**Set exercise:** Copy out all of the data below with no alterations.

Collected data
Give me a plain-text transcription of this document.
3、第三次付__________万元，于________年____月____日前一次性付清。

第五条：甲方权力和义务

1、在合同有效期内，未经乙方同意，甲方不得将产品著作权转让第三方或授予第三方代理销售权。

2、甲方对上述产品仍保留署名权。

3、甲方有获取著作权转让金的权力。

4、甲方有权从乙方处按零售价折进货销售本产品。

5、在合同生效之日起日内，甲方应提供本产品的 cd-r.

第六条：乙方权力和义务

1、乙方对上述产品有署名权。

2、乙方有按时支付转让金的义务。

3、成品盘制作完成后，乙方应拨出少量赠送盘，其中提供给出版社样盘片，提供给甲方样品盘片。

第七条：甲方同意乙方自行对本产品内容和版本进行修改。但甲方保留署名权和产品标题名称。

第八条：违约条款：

**Exercise response:**
Give me a plain-text transcription of this document.
3、第三次付__________万元，于________年____月____日前一次性付清。

第五条：甲方权力和义务

1、在合同有效期内，未经乙方同意，甲方不得将产品著作权转让第三方或授予第三方代理销售权。

2、甲方对上述产品仍保留署名权。

3、甲方有获取著作权转让金的权力。

4、甲方有权从乙方处按零售价折进货销售本产品。

5、在合同生效之日起日内，甲方应提供本产品的 cd-r.

第六条：乙方权力和义务

1、乙方对上述产品有署名权。

2、乙方有按时支付转让金的义务。

3、成品盘制作完成后，乙方应拨出少量赠送盘，其中提供给出版社样盘片，提供给甲方样品盘片。

第七条：甲方同意乙方自行对本产品内容和版本进行修改。但甲方保留署名权和产品标题名称。

第八条：违约条款：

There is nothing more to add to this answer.